§ What is needed
Leave out any picture and return the remaining listing below exactly as given.

[Records]
● ● ● ● ●

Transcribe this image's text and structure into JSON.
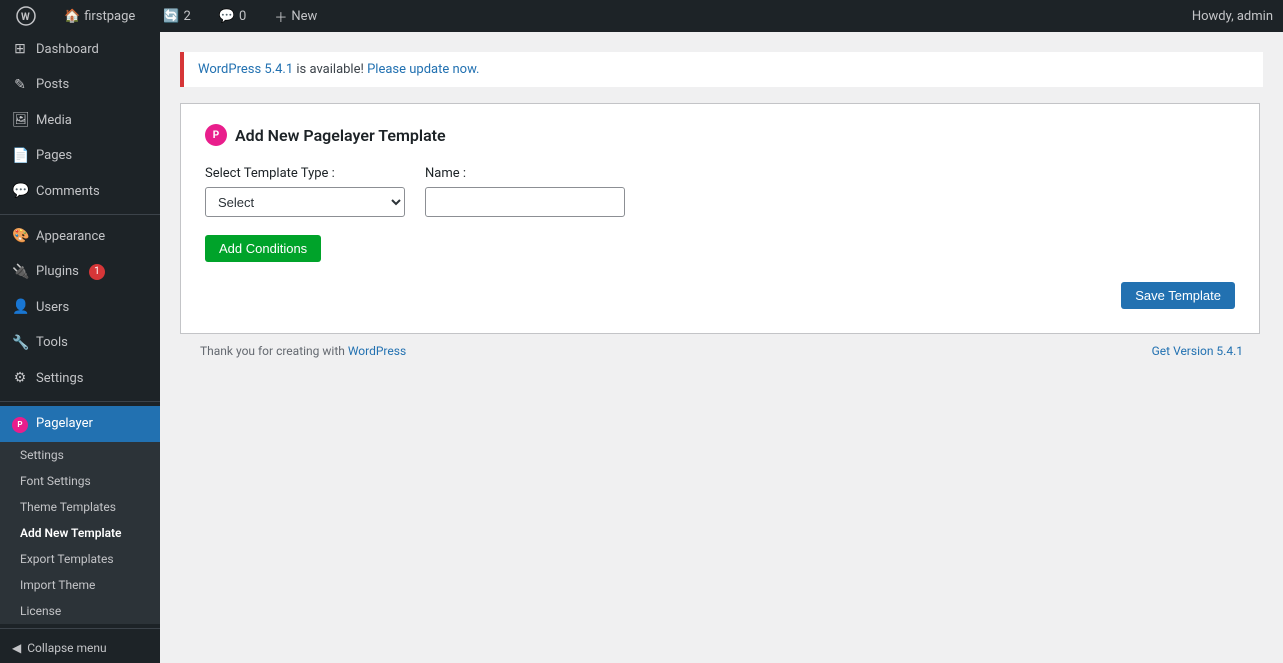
{
  "adminbar": {
    "wp_logo_alt": "WordPress",
    "site_name": "firstpage",
    "updates_count": "2",
    "comments_count": "0",
    "new_label": "New",
    "howdy": "Howdy, admin"
  },
  "sidebar": {
    "menu_items": [
      {
        "id": "dashboard",
        "label": "Dashboard",
        "icon": "⊞"
      },
      {
        "id": "posts",
        "label": "Posts",
        "icon": "✎"
      },
      {
        "id": "media",
        "label": "Media",
        "icon": "🖼"
      },
      {
        "id": "pages",
        "label": "Pages",
        "icon": "📄"
      },
      {
        "id": "comments",
        "label": "Comments",
        "icon": "💬"
      },
      {
        "id": "appearance",
        "label": "Appearance",
        "icon": "🎨"
      },
      {
        "id": "plugins",
        "label": "Plugins",
        "icon": "🔌",
        "badge": "1"
      },
      {
        "id": "users",
        "label": "Users",
        "icon": "👤"
      },
      {
        "id": "tools",
        "label": "Tools",
        "icon": "🔧"
      },
      {
        "id": "settings",
        "label": "Settings",
        "icon": "⚙"
      }
    ],
    "pagelayer_label": "Pagelayer",
    "pagelayer_submenu": [
      {
        "id": "pl-settings",
        "label": "Settings",
        "current": false
      },
      {
        "id": "pl-font-settings",
        "label": "Font Settings",
        "current": false
      },
      {
        "id": "pl-theme-templates",
        "label": "Theme Templates",
        "current": false
      },
      {
        "id": "pl-add-new-template",
        "label": "Add New Template",
        "current": true
      },
      {
        "id": "pl-export-templates",
        "label": "Export Templates",
        "current": false
      },
      {
        "id": "pl-import-theme",
        "label": "Import Theme",
        "current": false
      },
      {
        "id": "pl-license",
        "label": "License",
        "current": false
      }
    ],
    "collapse_label": "Collapse menu"
  },
  "main": {
    "update_notice": {
      "link_text": "WordPress 5.4.1",
      "message": " is available! ",
      "update_link_text": "Please update now."
    },
    "card": {
      "title": "Add New Pagelayer Template",
      "select_template_type_label": "Select Template Type :",
      "select_placeholder": "Select",
      "name_label": "Name :",
      "name_placeholder": "",
      "add_conditions_label": "Add Conditions",
      "save_template_label": "Save Template"
    }
  },
  "footer": {
    "thank_you_text": "Thank you for creating with ",
    "wp_link_text": "WordPress",
    "version_link_text": "Get Version 5.4.1"
  }
}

● ● ● ● ●

§ The completed task
Transcribe this image's text and structure into JSON.
{
  "adminbar": {
    "wp_logo_alt": "WordPress",
    "site_name": "firstpage",
    "updates_count": "2",
    "comments_count": "0",
    "new_label": "New",
    "howdy": "Howdy, admin"
  },
  "sidebar": {
    "menu_items": [
      {
        "id": "dashboard",
        "label": "Dashboard",
        "icon": "⊞"
      },
      {
        "id": "posts",
        "label": "Posts",
        "icon": "✎"
      },
      {
        "id": "media",
        "label": "Media",
        "icon": "🖼"
      },
      {
        "id": "pages",
        "label": "Pages",
        "icon": "📄"
      },
      {
        "id": "comments",
        "label": "Comments",
        "icon": "💬"
      },
      {
        "id": "appearance",
        "label": "Appearance",
        "icon": "🎨"
      },
      {
        "id": "plugins",
        "label": "Plugins",
        "icon": "🔌",
        "badge": "1"
      },
      {
        "id": "users",
        "label": "Users",
        "icon": "👤"
      },
      {
        "id": "tools",
        "label": "Tools",
        "icon": "🔧"
      },
      {
        "id": "settings",
        "label": "Settings",
        "icon": "⚙"
      }
    ],
    "pagelayer_label": "Pagelayer",
    "pagelayer_submenu": [
      {
        "id": "pl-settings",
        "label": "Settings",
        "current": false
      },
      {
        "id": "pl-font-settings",
        "label": "Font Settings",
        "current": false
      },
      {
        "id": "pl-theme-templates",
        "label": "Theme Templates",
        "current": false
      },
      {
        "id": "pl-add-new-template",
        "label": "Add New Template",
        "current": true
      },
      {
        "id": "pl-export-templates",
        "label": "Export Templates",
        "current": false
      },
      {
        "id": "pl-import-theme",
        "label": "Import Theme",
        "current": false
      },
      {
        "id": "pl-license",
        "label": "License",
        "current": false
      }
    ],
    "collapse_label": "Collapse menu"
  },
  "main": {
    "update_notice": {
      "link_text": "WordPress 5.4.1",
      "message": " is available! ",
      "update_link_text": "Please update now."
    },
    "card": {
      "title": "Add New Pagelayer Template",
      "select_template_type_label": "Select Template Type :",
      "select_placeholder": "Select",
      "name_label": "Name :",
      "name_placeholder": "",
      "add_conditions_label": "Add Conditions",
      "save_template_label": "Save Template"
    }
  },
  "footer": {
    "thank_you_text": "Thank you for creating with ",
    "wp_link_text": "WordPress",
    "version_link_text": "Get Version 5.4.1"
  }
}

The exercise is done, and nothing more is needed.